Stated goal
Work through the following lines and count those that hold the word "Materialanfrage". Reply with that number only.
########
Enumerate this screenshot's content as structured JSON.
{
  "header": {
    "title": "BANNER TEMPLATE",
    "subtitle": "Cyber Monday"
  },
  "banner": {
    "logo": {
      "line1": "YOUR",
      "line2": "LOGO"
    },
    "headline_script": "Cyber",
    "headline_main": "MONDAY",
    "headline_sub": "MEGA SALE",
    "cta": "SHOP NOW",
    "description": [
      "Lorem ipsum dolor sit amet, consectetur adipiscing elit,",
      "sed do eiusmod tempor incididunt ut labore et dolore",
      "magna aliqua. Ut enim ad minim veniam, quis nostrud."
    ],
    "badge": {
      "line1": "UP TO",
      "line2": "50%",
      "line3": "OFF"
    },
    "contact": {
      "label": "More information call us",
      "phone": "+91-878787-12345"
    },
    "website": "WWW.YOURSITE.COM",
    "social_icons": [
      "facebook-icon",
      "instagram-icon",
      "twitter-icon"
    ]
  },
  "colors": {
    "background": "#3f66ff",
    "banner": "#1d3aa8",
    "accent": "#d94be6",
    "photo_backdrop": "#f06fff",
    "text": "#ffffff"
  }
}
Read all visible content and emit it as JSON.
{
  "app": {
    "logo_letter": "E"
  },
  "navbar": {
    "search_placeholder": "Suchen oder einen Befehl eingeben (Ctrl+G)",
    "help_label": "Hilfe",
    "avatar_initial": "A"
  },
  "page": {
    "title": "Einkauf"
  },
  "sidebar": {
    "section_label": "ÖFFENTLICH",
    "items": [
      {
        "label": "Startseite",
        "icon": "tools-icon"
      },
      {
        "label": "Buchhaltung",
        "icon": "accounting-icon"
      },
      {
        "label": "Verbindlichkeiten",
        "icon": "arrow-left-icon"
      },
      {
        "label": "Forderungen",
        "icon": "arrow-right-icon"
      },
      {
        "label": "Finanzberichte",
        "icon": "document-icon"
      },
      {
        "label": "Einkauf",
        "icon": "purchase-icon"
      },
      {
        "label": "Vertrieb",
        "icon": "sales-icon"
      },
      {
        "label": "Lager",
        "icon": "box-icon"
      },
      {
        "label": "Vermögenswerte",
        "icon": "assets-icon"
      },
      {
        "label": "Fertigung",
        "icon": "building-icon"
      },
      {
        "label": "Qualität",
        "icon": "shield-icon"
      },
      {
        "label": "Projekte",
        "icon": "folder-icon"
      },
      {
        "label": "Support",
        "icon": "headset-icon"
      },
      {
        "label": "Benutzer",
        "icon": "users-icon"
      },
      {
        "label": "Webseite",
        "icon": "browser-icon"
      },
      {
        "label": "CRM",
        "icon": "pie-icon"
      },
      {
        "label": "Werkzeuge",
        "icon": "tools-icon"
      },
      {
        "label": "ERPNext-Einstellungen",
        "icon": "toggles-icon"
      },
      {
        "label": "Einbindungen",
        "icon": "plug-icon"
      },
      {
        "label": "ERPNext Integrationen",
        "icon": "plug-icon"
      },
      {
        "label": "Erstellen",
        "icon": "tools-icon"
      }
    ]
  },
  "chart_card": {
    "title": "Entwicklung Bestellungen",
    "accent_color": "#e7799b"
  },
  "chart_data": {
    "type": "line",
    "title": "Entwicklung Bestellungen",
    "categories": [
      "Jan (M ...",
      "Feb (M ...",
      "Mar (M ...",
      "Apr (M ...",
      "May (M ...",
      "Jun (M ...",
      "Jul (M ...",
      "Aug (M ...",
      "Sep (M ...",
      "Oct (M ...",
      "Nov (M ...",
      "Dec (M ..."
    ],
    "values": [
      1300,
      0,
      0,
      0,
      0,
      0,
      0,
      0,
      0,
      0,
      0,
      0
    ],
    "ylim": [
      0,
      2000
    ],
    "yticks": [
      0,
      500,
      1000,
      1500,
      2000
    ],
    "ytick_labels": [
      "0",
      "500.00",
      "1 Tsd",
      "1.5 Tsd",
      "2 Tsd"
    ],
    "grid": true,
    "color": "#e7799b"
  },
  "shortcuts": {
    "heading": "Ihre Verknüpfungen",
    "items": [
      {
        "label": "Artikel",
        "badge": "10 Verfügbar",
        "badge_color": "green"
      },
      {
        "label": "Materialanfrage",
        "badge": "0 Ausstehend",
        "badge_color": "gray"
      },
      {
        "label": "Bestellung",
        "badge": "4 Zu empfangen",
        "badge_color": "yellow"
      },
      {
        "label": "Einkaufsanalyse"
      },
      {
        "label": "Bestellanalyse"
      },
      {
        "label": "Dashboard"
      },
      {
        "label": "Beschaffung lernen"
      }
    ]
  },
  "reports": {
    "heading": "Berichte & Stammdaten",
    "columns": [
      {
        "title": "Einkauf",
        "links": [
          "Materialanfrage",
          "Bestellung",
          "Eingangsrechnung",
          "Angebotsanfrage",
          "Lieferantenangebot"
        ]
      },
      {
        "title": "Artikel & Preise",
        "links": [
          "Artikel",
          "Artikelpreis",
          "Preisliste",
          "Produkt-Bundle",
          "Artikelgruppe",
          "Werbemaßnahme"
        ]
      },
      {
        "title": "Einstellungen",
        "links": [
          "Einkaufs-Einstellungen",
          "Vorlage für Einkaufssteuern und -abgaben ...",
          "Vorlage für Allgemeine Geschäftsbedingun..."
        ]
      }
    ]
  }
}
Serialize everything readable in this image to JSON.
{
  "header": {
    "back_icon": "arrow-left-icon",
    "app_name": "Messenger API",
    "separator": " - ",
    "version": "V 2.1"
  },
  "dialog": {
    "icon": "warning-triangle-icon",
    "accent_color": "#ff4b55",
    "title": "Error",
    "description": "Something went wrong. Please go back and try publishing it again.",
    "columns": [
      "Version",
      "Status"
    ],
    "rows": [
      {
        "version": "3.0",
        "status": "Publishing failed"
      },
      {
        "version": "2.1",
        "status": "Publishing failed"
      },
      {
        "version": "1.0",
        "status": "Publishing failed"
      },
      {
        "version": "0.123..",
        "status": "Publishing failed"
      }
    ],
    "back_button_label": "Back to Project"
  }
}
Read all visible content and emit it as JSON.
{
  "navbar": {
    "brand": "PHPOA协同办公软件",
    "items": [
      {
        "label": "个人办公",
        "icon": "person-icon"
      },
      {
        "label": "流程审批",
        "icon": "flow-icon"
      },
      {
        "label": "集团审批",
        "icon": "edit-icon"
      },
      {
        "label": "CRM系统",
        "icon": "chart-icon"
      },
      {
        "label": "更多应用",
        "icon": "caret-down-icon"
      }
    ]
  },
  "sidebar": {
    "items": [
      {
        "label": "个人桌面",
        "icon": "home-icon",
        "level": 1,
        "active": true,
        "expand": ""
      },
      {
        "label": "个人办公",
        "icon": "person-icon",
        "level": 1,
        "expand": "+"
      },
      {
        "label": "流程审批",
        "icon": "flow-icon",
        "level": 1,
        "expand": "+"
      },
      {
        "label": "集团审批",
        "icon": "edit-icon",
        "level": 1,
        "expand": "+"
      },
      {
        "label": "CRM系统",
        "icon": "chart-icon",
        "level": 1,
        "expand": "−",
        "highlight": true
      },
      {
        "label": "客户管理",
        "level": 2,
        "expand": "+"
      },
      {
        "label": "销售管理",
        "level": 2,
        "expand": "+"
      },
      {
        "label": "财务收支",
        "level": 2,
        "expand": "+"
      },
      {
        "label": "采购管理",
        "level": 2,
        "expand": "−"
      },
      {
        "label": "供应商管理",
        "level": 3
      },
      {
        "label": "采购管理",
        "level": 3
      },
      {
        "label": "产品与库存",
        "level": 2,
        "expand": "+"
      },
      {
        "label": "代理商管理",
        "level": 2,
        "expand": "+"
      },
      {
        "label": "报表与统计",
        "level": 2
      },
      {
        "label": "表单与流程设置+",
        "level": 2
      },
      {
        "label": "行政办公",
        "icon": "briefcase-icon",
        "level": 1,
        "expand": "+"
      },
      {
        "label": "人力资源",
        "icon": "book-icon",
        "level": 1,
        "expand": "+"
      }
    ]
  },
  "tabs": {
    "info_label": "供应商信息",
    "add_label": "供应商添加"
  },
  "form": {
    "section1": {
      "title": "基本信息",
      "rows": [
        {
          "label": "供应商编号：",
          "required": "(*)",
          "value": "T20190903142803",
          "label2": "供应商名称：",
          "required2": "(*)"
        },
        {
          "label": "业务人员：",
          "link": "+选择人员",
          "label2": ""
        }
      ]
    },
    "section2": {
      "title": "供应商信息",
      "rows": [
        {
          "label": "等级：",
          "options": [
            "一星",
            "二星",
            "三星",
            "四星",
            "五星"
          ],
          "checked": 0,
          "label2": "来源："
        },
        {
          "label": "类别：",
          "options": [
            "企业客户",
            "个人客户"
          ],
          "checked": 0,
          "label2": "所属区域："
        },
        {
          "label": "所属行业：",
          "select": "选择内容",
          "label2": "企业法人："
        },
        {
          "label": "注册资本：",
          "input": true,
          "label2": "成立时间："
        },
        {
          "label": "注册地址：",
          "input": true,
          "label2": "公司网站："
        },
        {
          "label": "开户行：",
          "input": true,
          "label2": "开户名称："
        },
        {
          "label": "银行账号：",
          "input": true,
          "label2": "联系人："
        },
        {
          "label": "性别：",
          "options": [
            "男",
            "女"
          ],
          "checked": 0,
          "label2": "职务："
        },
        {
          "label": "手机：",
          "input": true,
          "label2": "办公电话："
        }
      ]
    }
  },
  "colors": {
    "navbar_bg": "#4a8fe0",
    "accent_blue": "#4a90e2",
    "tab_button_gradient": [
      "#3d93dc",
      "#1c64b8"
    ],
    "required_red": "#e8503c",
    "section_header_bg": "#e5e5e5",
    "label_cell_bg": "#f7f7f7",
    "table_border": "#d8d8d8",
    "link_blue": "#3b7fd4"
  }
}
########
Written answer
2